>> Start Dataset rows
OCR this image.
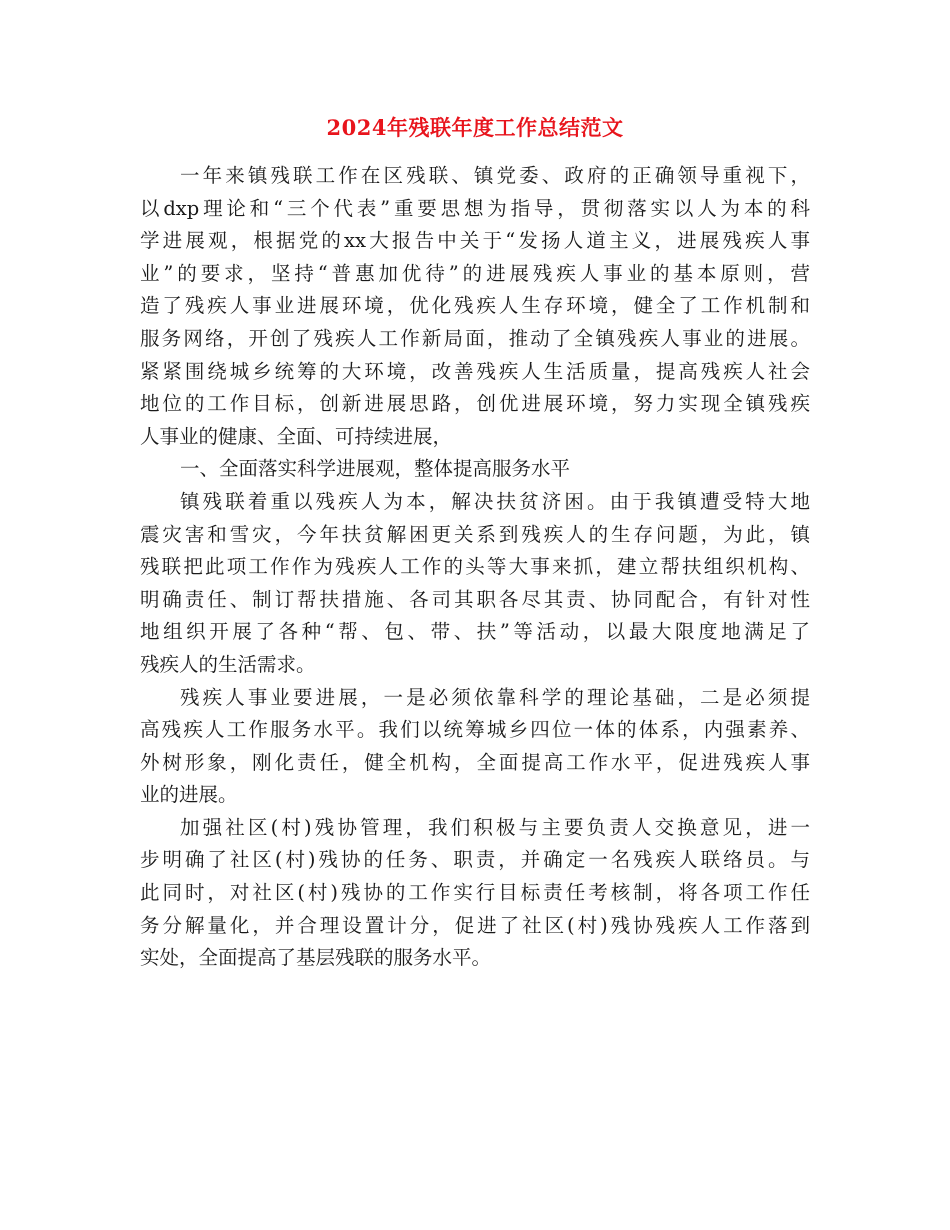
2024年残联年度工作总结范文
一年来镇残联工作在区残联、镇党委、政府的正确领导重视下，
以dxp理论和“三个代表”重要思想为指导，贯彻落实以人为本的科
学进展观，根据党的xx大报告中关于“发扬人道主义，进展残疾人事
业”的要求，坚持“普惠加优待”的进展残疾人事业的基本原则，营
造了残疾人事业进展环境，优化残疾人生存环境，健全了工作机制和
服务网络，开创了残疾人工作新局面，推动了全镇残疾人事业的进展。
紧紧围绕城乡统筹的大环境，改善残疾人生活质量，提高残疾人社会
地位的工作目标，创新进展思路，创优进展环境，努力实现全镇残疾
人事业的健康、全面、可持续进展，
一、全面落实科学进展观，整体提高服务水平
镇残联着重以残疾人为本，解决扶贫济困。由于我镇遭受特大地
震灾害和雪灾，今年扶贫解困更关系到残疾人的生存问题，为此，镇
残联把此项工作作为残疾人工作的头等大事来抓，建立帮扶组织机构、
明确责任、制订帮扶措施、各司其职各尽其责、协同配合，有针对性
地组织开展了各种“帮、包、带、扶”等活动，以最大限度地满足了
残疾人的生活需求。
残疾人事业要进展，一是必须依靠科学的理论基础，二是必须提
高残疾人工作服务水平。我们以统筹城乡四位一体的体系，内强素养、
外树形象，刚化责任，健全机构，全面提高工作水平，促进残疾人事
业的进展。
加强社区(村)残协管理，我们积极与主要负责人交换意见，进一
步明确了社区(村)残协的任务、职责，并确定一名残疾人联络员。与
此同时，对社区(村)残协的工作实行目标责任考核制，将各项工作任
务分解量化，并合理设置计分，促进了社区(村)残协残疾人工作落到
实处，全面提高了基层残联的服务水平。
>> End Dataset rows
>> Start Dataset rows
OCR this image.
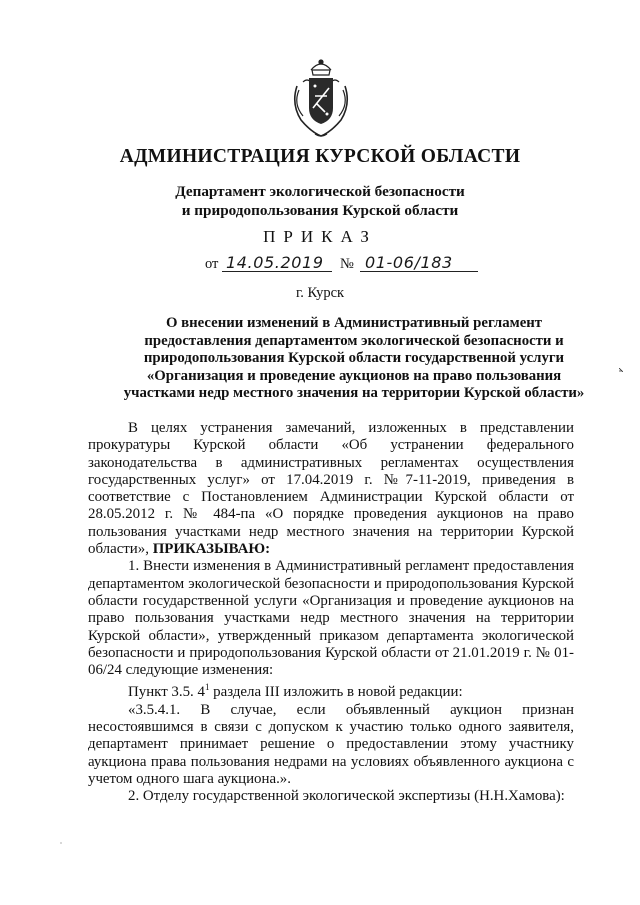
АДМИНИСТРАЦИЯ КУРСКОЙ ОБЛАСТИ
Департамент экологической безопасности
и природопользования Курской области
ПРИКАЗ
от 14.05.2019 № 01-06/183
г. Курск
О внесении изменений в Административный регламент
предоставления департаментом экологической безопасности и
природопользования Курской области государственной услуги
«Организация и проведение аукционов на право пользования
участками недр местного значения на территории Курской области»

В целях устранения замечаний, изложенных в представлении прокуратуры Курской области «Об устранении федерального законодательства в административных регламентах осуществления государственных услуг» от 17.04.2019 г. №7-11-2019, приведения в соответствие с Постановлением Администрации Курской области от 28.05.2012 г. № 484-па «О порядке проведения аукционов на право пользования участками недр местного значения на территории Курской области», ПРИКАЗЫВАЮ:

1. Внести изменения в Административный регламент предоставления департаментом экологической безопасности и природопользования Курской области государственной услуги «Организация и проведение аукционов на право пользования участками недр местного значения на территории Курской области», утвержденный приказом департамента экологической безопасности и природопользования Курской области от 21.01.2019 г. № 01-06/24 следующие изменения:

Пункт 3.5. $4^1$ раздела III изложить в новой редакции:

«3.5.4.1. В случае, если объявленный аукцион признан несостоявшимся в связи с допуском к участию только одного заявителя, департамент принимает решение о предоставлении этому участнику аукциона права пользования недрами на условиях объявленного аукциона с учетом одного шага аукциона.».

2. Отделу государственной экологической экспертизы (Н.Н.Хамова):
>> End Dataset rows
## [Request]
Each line that contains the string "природопользования" counts once; report how many such lines the entries have, giving only the number.

## [Result of this task]
3